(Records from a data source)
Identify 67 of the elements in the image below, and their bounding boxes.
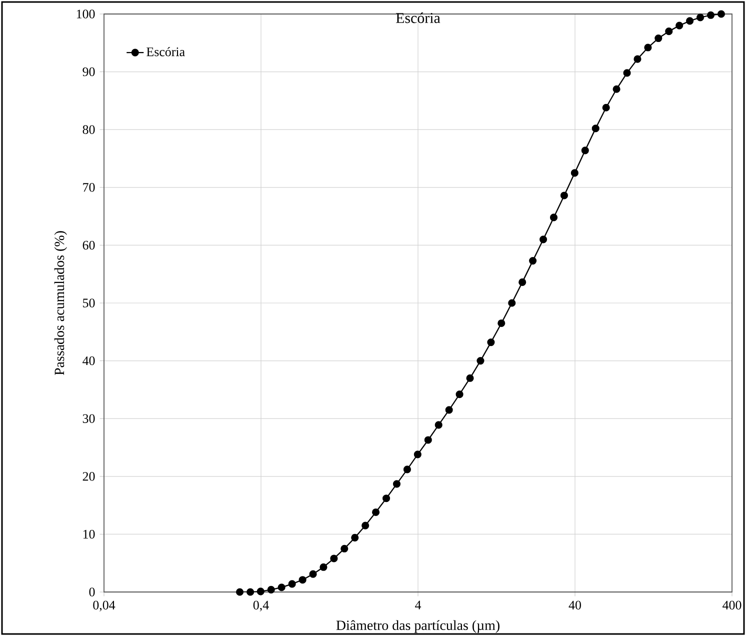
point xyxy=(466,374,474,382)
y-tick-label: 0 xyxy=(89,588,95,596)
y-tick-label: 100 xyxy=(76,10,95,18)
y-tick-label: 80 xyxy=(82,125,95,134)
y-tick-label: 70 xyxy=(83,183,95,192)
point xyxy=(717,10,726,18)
x-tick-label: 40 xyxy=(568,600,581,610)
point xyxy=(644,44,652,52)
point xyxy=(508,299,516,307)
point xyxy=(445,406,453,414)
point xyxy=(487,338,495,346)
x-tick-label: 4 xyxy=(415,600,422,610)
point xyxy=(309,570,317,578)
point xyxy=(340,544,348,552)
point xyxy=(665,28,673,36)
point xyxy=(320,563,328,571)
point xyxy=(560,192,568,200)
point xyxy=(498,319,506,328)
y-tick-label: 40 xyxy=(82,356,95,366)
point xyxy=(330,554,338,562)
y-tick-label: 30 xyxy=(82,414,95,423)
point xyxy=(570,169,578,177)
point xyxy=(634,55,642,63)
point xyxy=(456,390,464,398)
point xyxy=(362,522,370,530)
point xyxy=(288,580,296,588)
point xyxy=(267,586,275,594)
point xyxy=(612,85,620,93)
point xyxy=(676,22,684,30)
y-axis-title: Passados acumulados (%) xyxy=(54,231,67,376)
point xyxy=(518,278,526,286)
point xyxy=(686,17,694,25)
x-tick-label: 0,4 xyxy=(253,600,269,612)
point xyxy=(382,494,390,502)
y-tick-label: 10 xyxy=(83,530,95,539)
point xyxy=(434,421,442,429)
x-axis-title: Diâmetro das partículas (µm) xyxy=(336,620,500,633)
y-tick-label: 20 xyxy=(82,472,95,481)
point xyxy=(278,584,286,592)
y-tick-label: 50 xyxy=(83,298,95,308)
point xyxy=(236,588,244,596)
point xyxy=(372,508,380,516)
point xyxy=(623,69,631,77)
point xyxy=(256,588,264,596)
chart-title: Escória xyxy=(396,12,440,24)
point xyxy=(476,357,484,365)
point xyxy=(529,257,537,265)
point xyxy=(246,588,254,596)
point xyxy=(696,14,704,22)
point xyxy=(298,576,306,584)
legend-label: Escória xyxy=(146,47,185,56)
point xyxy=(592,124,600,132)
point xyxy=(602,104,610,112)
x-tick-label: 400 xyxy=(722,600,742,610)
point xyxy=(424,436,432,444)
y-tick-label: 60 xyxy=(82,240,95,250)
point xyxy=(581,146,589,154)
point xyxy=(351,534,359,542)
point xyxy=(540,236,548,244)
x-tick-label: 0,04 xyxy=(93,600,116,612)
point xyxy=(414,450,422,458)
y-tick-label: 90 xyxy=(82,67,95,76)
point xyxy=(403,466,411,474)
point xyxy=(654,34,662,42)
point xyxy=(550,214,558,222)
point xyxy=(706,11,715,19)
point xyxy=(392,480,401,488)
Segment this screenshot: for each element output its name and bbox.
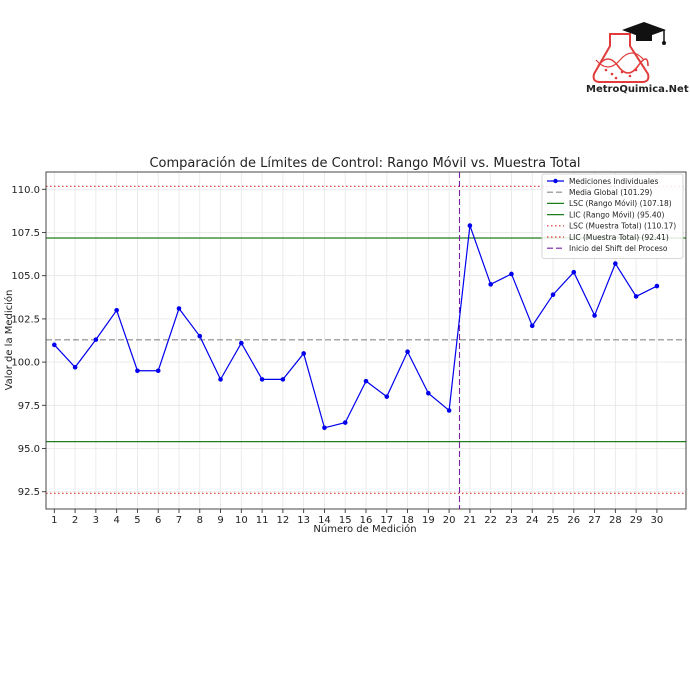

[INSTRUCTIONS TO FOLLOW]
Copy the lines above word for word, leaving out the pictures.

[ANSWER BELOW]
Identify 67 of the elements in the image below, and their bounding boxes.
point xyxy=(466,374,474,382)
y-tick-label: 0 xyxy=(89,588,95,596)
y-tick-label: 100 xyxy=(76,10,95,18)
y-tick-label: 80 xyxy=(82,125,95,134)
y-tick-label: 70 xyxy=(83,183,95,192)
point xyxy=(717,10,726,18)
x-tick-label: 40 xyxy=(568,600,581,610)
point xyxy=(644,44,652,52)
point xyxy=(508,299,516,307)
point xyxy=(445,406,453,414)
point xyxy=(487,338,495,346)
x-tick-label: 4 xyxy=(415,600,422,610)
point xyxy=(309,570,317,578)
point xyxy=(340,544,348,552)
point xyxy=(665,28,673,36)
point xyxy=(320,563,328,571)
point xyxy=(560,192,568,200)
point xyxy=(498,319,506,328)
y-tick-label: 40 xyxy=(82,356,95,366)
point xyxy=(330,554,338,562)
y-tick-label: 30 xyxy=(82,414,95,423)
point xyxy=(570,169,578,177)
point xyxy=(634,55,642,63)
point xyxy=(456,390,464,398)
point xyxy=(362,522,370,530)
point xyxy=(288,580,296,588)
point xyxy=(267,586,275,594)
point xyxy=(612,85,620,93)
point xyxy=(676,22,684,30)
y-axis-title: Passados acumulados (%) xyxy=(54,231,67,376)
point xyxy=(518,278,526,286)
point xyxy=(686,17,694,25)
x-tick-label: 0,4 xyxy=(253,600,269,612)
point xyxy=(382,494,390,502)
y-tick-label: 10 xyxy=(83,530,95,539)
point xyxy=(434,421,442,429)
x-axis-title: Diâmetro das partículas (µm) xyxy=(336,620,500,633)
y-tick-label: 20 xyxy=(82,472,95,481)
point xyxy=(278,584,286,592)
y-tick-label: 50 xyxy=(83,298,95,308)
point xyxy=(236,588,244,596)
point xyxy=(372,508,380,516)
point xyxy=(623,69,631,77)
point xyxy=(256,588,264,596)
chart-title: Escória xyxy=(396,12,440,24)
point xyxy=(476,357,484,365)
point xyxy=(529,257,537,265)
point xyxy=(246,588,254,596)
point xyxy=(696,14,704,22)
point xyxy=(298,576,306,584)
legend-label: Escória xyxy=(146,47,185,56)
point xyxy=(592,124,600,132)
point xyxy=(602,104,610,112)
x-tick-label: 400 xyxy=(722,600,742,610)
point xyxy=(424,436,432,444)
y-tick-label: 60 xyxy=(82,240,95,250)
point xyxy=(581,146,589,154)
point xyxy=(351,534,359,542)
point xyxy=(540,236,548,244)
x-tick-label: 0,04 xyxy=(93,600,116,612)
point xyxy=(414,450,422,458)
y-tick-label: 90 xyxy=(82,67,95,76)
point xyxy=(403,466,411,474)
point xyxy=(654,34,662,42)
point xyxy=(550,214,558,222)
point xyxy=(706,11,715,19)
point xyxy=(392,480,401,488)
Segment this screenshot: for each element output its name and bbox.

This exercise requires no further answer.